# start of Data supplied

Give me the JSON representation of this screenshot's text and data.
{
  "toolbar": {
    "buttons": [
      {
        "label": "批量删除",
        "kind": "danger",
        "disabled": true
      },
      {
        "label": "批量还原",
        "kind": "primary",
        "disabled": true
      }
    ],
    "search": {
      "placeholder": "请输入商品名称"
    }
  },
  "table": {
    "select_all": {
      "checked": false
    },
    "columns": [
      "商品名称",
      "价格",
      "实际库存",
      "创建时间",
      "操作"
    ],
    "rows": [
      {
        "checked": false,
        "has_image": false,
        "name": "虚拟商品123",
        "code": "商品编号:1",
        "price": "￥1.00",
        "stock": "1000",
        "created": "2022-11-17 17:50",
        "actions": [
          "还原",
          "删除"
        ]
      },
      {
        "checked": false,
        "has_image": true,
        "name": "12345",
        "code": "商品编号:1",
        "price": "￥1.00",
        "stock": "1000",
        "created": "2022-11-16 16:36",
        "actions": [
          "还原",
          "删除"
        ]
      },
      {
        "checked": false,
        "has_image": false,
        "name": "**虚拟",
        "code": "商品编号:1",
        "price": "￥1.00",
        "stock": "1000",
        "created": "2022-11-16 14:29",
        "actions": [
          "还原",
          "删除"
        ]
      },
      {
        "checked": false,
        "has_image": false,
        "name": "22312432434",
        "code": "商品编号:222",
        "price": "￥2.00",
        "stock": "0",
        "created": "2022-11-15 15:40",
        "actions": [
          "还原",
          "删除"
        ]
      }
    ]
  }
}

# end of Data supplied

■ Directions for this task
Write the data back out verbatim.

■ Answer in full
Give me the JSON representation of this screenshot's text and data.
{
  "toolbar": {
    "buttons": [
      {
        "label": "批量删除",
        "kind": "danger",
        "disabled": true
      },
      {
        "label": "批量还原",
        "kind": "primary",
        "disabled": true
      }
    ],
    "search": {
      "placeholder": "请输入商品名称"
    }
  },
  "table": {
    "select_all": {
      "checked": false
    },
    "columns": [
      "商品名称",
      "价格",
      "实际库存",
      "创建时间",
      "操作"
    ],
    "rows": [
      {
        "checked": false,
        "has_image": false,
        "name": "虚拟商品123",
        "code": "商品编号:1",
        "price": "￥1.00",
        "stock": "1000",
        "created": "2022-11-17 17:50",
        "actions": [
          "还原",
          "删除"
        ]
      },
      {
        "checked": false,
        "has_image": true,
        "name": "12345",
        "code": "商品编号:1",
        "price": "￥1.00",
        "stock": "1000",
        "created": "2022-11-16 16:36",
        "actions": [
          "还原",
          "删除"
        ]
      },
      {
        "checked": false,
        "has_image": false,
        "name": "**虚拟",
        "code": "商品编号:1",
        "price": "￥1.00",
        "stock": "1000",
        "created": "2022-11-16 14:29",
        "actions": [
          "还原",
          "删除"
        ]
      },
      {
        "checked": false,
        "has_image": false,
        "name": "22312432434",
        "code": "商品编号:222",
        "price": "￥2.00",
        "stock": "0",
        "created": "2022-11-15 15:40",
        "actions": [
          "还原",
          "删除"
        ]
      }
    ]
  }
}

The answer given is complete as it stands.